** START OF RECORD SET **

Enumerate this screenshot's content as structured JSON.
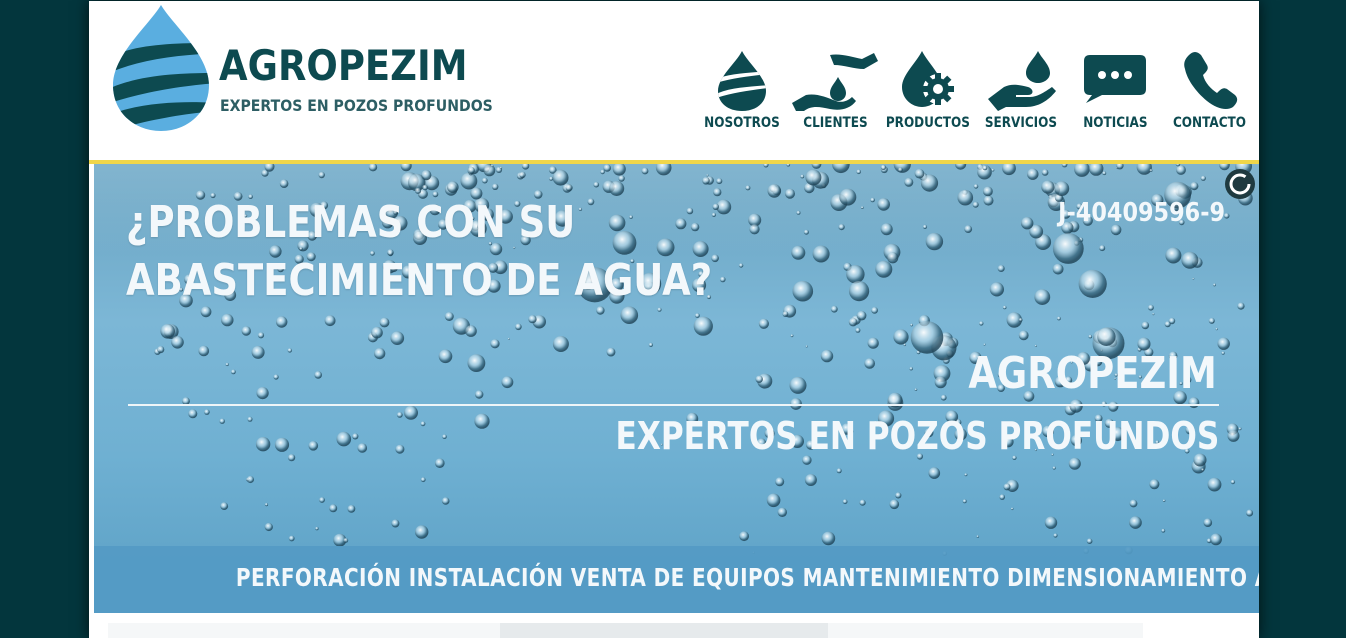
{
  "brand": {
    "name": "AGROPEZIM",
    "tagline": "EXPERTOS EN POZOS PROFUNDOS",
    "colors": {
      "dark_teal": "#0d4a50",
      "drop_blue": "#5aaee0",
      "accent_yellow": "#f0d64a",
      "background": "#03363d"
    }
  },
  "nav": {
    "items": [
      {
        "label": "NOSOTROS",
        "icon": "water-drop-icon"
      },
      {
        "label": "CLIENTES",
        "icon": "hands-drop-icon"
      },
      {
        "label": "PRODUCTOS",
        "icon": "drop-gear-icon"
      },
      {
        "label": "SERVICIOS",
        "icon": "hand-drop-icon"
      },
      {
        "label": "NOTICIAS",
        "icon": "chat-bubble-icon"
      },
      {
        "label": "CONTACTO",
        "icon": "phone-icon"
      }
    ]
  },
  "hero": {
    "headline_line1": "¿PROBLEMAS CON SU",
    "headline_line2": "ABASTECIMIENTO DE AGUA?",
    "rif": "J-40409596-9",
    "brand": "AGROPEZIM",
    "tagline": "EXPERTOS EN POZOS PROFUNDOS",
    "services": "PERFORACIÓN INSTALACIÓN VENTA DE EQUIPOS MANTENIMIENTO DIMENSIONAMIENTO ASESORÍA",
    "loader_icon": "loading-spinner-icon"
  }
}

** END OF RECORD SET **
** START OF RECORD SET **

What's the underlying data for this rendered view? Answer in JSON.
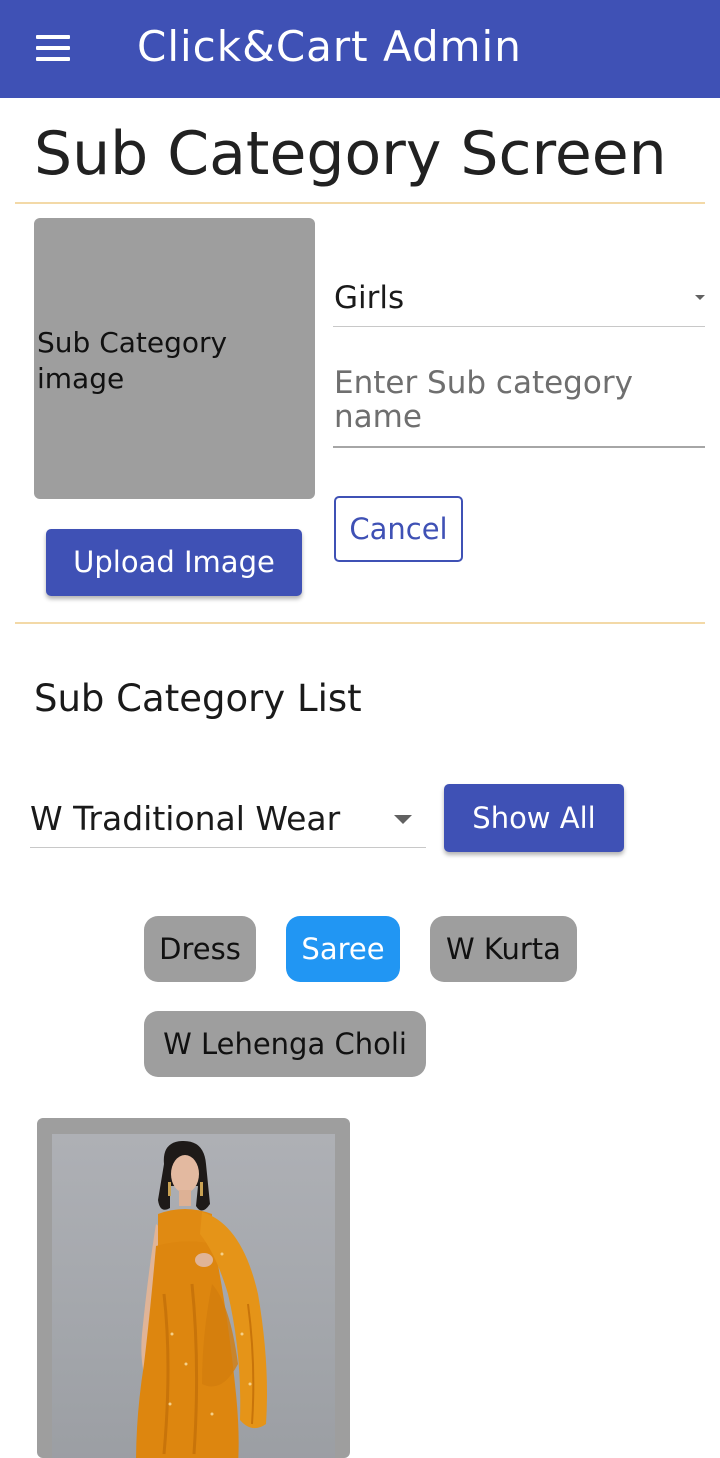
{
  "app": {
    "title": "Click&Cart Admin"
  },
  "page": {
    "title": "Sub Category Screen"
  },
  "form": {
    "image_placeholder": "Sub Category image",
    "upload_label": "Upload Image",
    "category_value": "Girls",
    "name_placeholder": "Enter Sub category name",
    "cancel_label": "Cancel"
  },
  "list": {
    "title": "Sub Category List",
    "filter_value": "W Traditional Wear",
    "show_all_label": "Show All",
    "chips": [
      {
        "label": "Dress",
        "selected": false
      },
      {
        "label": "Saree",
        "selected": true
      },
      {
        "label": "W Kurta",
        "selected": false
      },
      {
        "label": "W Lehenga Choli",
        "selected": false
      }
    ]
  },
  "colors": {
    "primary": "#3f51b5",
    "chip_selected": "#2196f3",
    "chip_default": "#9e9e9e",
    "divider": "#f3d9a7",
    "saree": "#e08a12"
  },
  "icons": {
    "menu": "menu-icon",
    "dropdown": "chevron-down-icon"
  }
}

** END OF RECORD SET **

→ PROBLEM DESCRIPTION
Search the records for the string "name" and return every line in which it occurs.

→ EXERCISE ANSWER
    "name": "AGROPEZIM",
    "name_placeholder": "Enter Sub category name",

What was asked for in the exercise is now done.